**WHAT THE TASK ASKS**: Show all lines from the listing below that contain "박사과정에".

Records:
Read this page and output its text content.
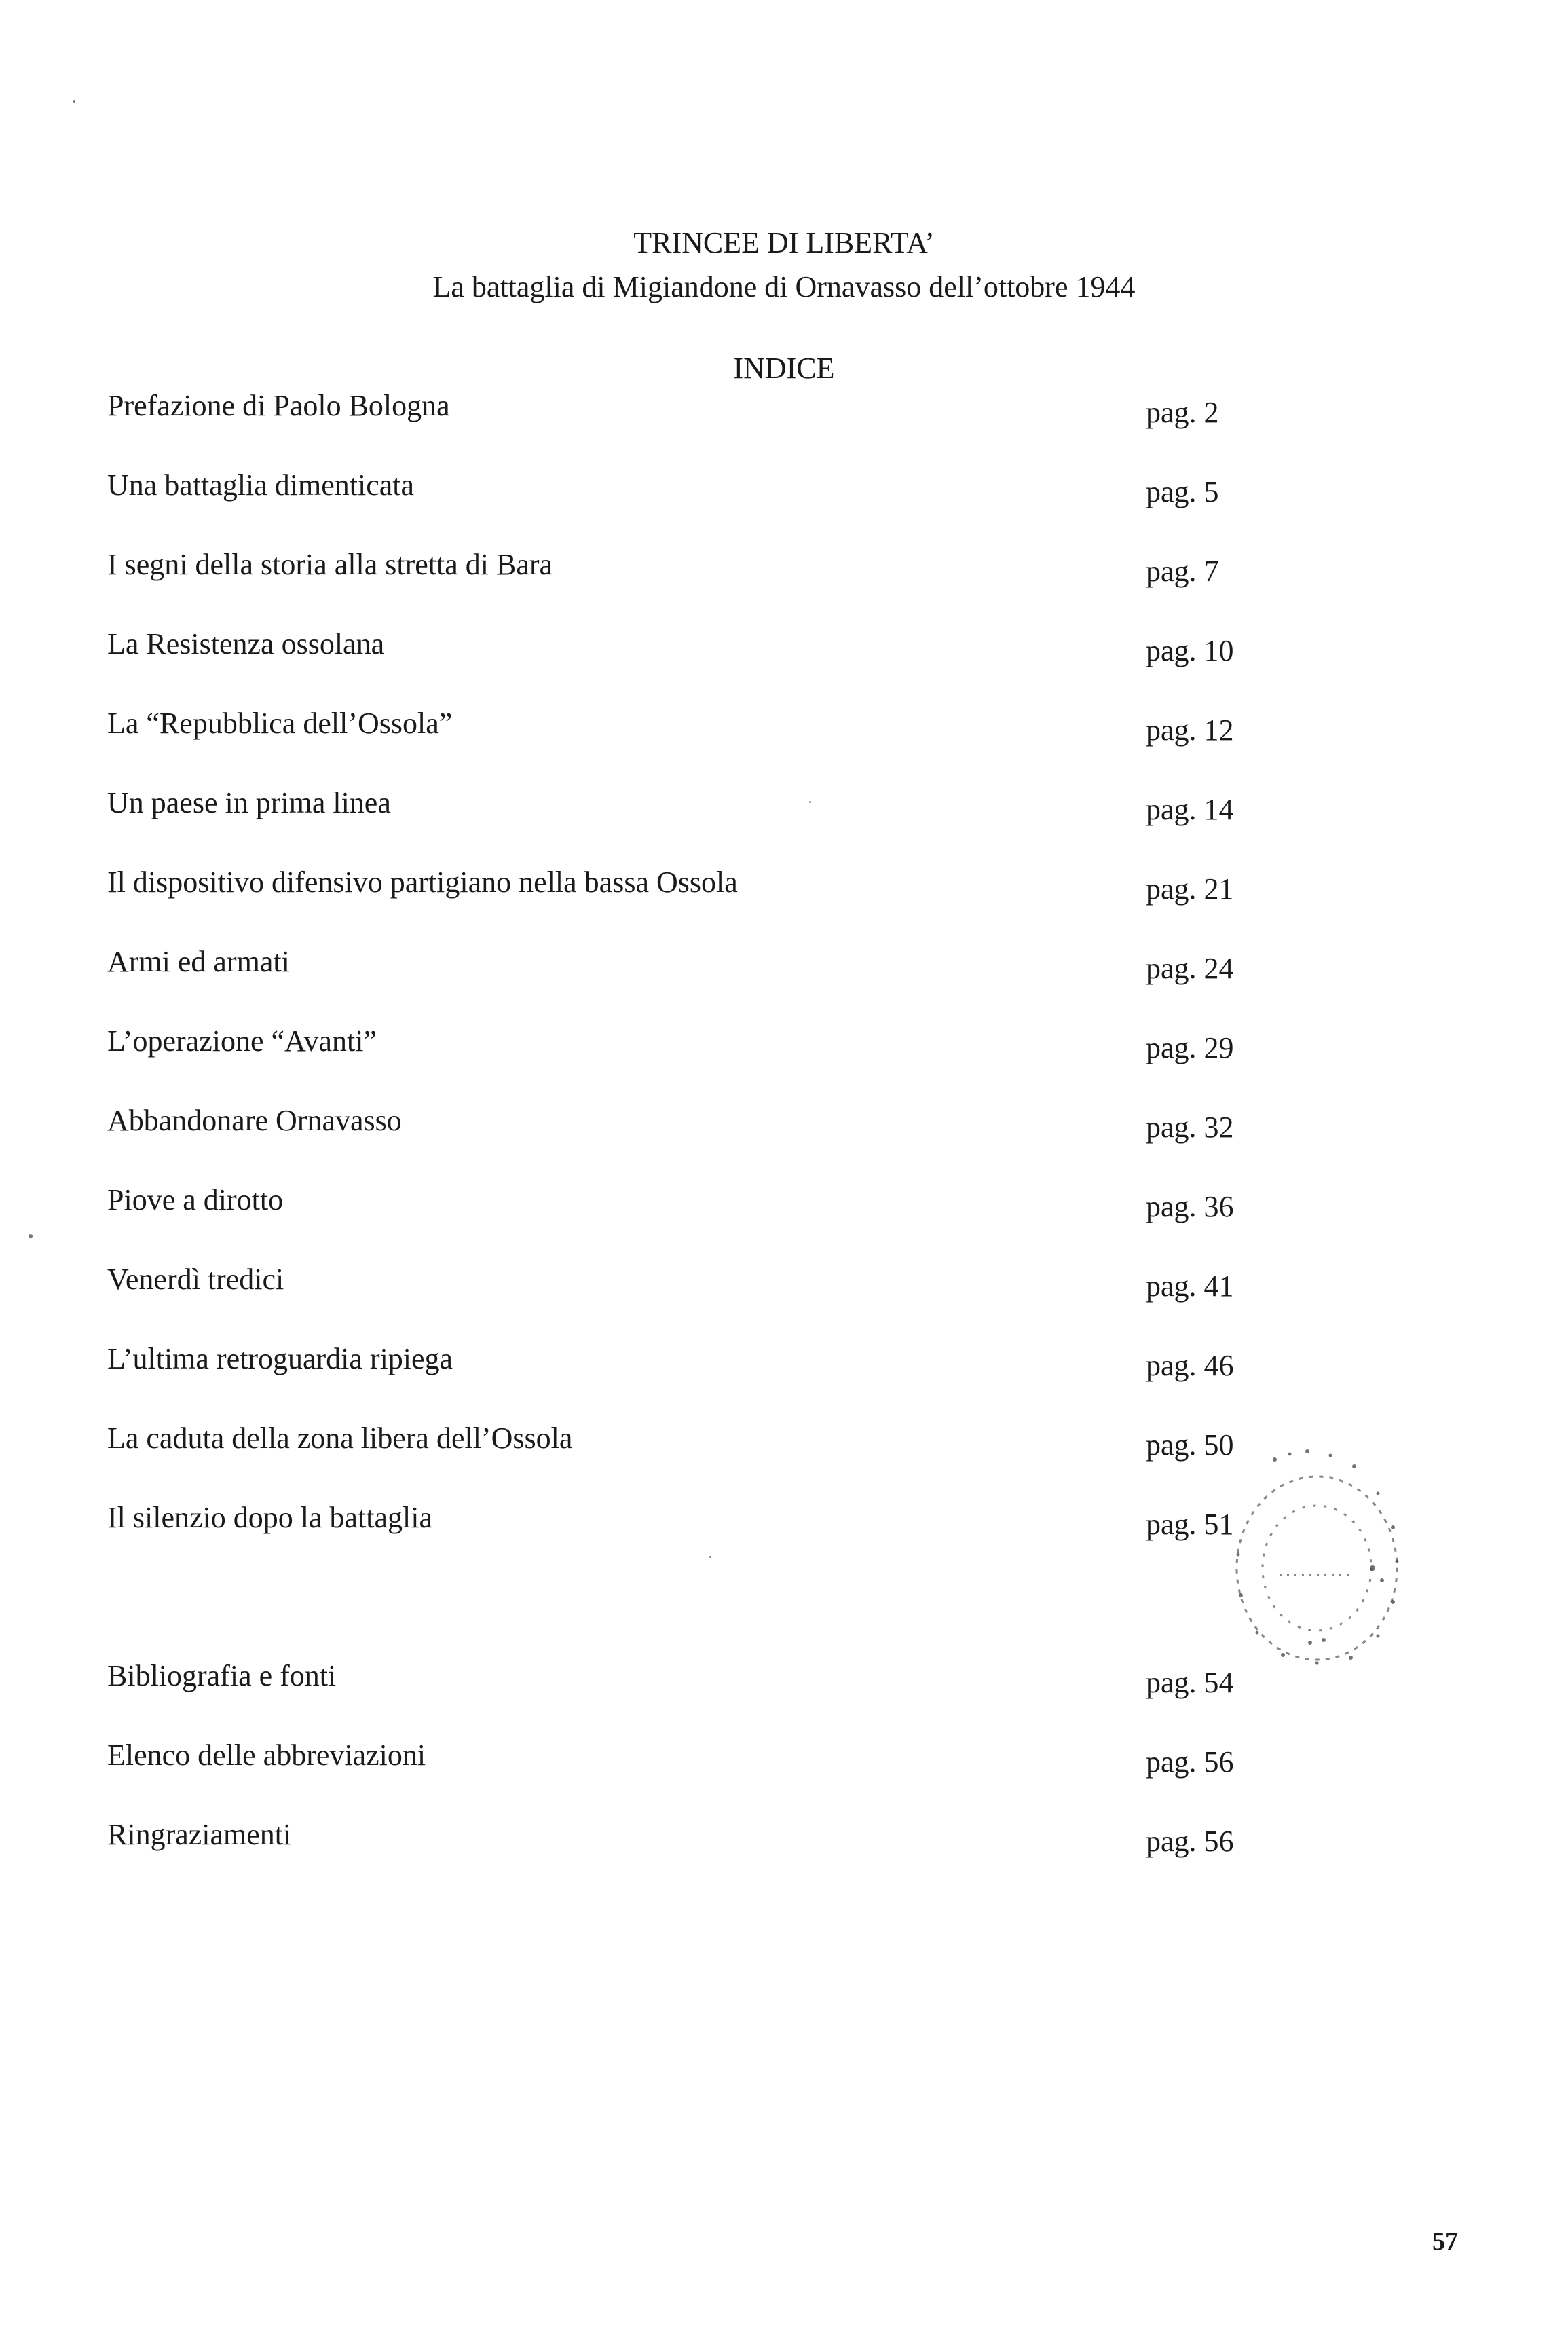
TRINCEE DI LIBERTA’
La battaglia di Migiandone di Ornavasso dell’ottobre 1944
INDICE
Prefazione di Paolo Bologna	pag. 2
Una battaglia dimenticata	pag. 5
I segni della storia alla stretta di Bara	pag. 7
La Resistenza ossolana	pag. 10
La “Repubblica dell’Ossola”	pag. 12
Un paese in prima linea	pag. 14
Il dispositivo difensivo partigiano nella bassa Ossola	pag. 21
Armi ed armati	pag. 24
L’operazione “Avanti”	pag. 29
Abbandonare Ornavasso	pag. 32
Piove a dirotto	pag. 36
Venerdì tredici	pag. 41
L’ultima retroguardia ripiega	pag. 46
La caduta della zona libera dell’Ossola	pag. 50
Il silenzio dopo la battaglia	pag. 51
Bibliografia e fonti	pag. 54
Elenco delle abbreviazioni	pag. 56
Ringraziamenti	pag. 56
57
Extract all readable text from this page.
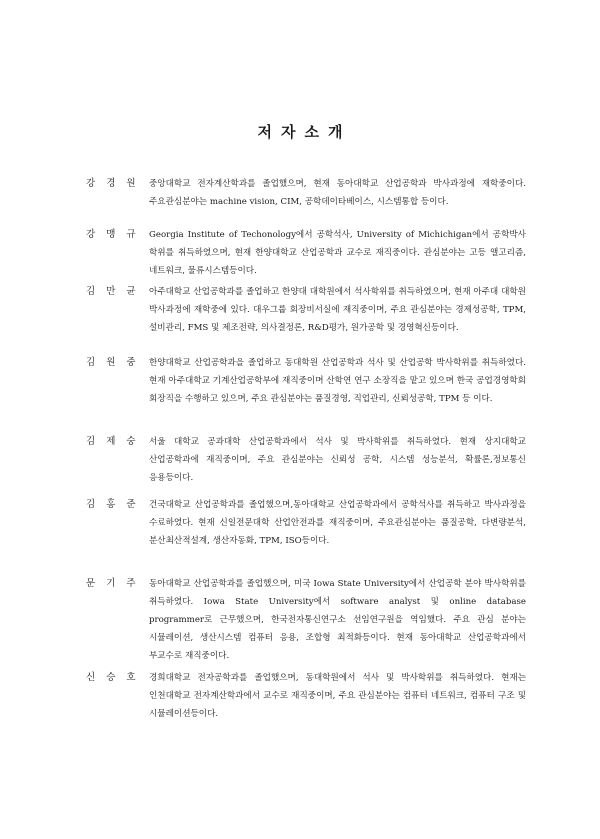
저자소개
강 경 원	중앙대학교 전자계산학과를 졸업했으며, 현재 동아대학교 산업공학과 박사과정에 재학중이다. 주요관심분야는 machine vision, CIM, 공학데이타베이스, 시스템통합 등이다.
강 맹 규	Georgia Institute of Techonology에서 공학석사, University of Michichigan에서 공학박사 학위를 취득하였으며, 현재 한양대학교 산업공학과 교수로 재직중이다. 관심분야는 고등 앨고리즘, 네트워크, 물류시스템등이다.
김 만 균	아주대학교 산업공학과를 졸업하고 한양대 대학원에서 석사학위를 취득하였으며, 현재 아주대 대학원 박사과정에 재학중에 있다. 대우그룹 회장비서실에 재직중이며, 주요 관심분야는 경제성공학, TPM, 설비관리, FMS 및 제조전략, 의사결정론, R&D평가, 원가공학 및 경영혁신등이다.
김 원 중	한양대학교 산업공학과을 졸업하고 동대학원 산업공학과 석사 및 산업공학 박사학위를 취득하였다. 현재 아주대학교 기계산업공학부에 재직중이며 산학연 연구 소장직을 맡고 있으며 한국 공업경영학회 회장직을 수행하고 있으며, 주요 관심분야는 품질경영, 직업관리, 신뢰성공학, TPM 등 이다.
김 제 숭	서울 대학교 공과대학 산업공학과에서 석사 및 박사학위를 취득하였다. 현재 상지대학교 산업공학과에 재직중이며, 주요 관심분야는 신뢰성 공학, 시스템 성능분석, 확률론,정보통신 응용등이다.
김 홍 준	건국대학교 산업공학과를 졸업했으며,동아대학교 산업공학과에서 공학석사를 취득하고 박사과정을 수료하였다. 현재 신일전문대학 산업안전과를 재직중이며, 주요관심분야는 품질공학, 다변량분석, 분산최산적설계, 생산자동화, TPM, ISO등이다.
문 기 주	동아대학교 산업공학과를 졸업했으며, 미국 Iowa State University에서 산업공학 분야 박사학위를 취득하였다. Iowa State University에서 software analyst 및 online database programmer로 근무했으며, 한국전자통신연구소 선임연구원을 역임했다. 주요 관심 분야는 시뮬레이션, 생산시스템 컴퓨터 응용, 조합형 최적화등이다. 현재 동아대학교 산업공학과에서 부교수로 재직중이다.
신 승 호	경희대학교 전자공학과를 졸업했으며, 동대학원에서 석사 및 박사학위를 취득하였다. 현재는 인천대학교 전자계산학과에서 교수로 재직중이며, 주요 관심분야는 컴퓨터 네트워크, 컴퓨터 구조 및 시뮬레이션등이다.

**ANSWER IN FULL**:
강 경 원	중앙대학교 전자계산학과를 졸업했으며, 현재 동아대학교 산업공학과 박사과정에 재학중이다. 주요관심분야는 machine vision, CIM, 공학데이타베이스, 시스템통합 등이다.
김 만 균	아주대학교 산업공학과를 졸업하고 한양대 대학원에서 석사학위를 취득하였으며, 현재 아주대 대학원 박사과정에 재학중에 있다. 대우그룹 회장비서실에 재직중이며, 주요 관심분야는 경제성공학, TPM, 설비관리, FMS 및 제조전략, 의사결정론, R&D평가, 원가공학 및 경영혁신등이다.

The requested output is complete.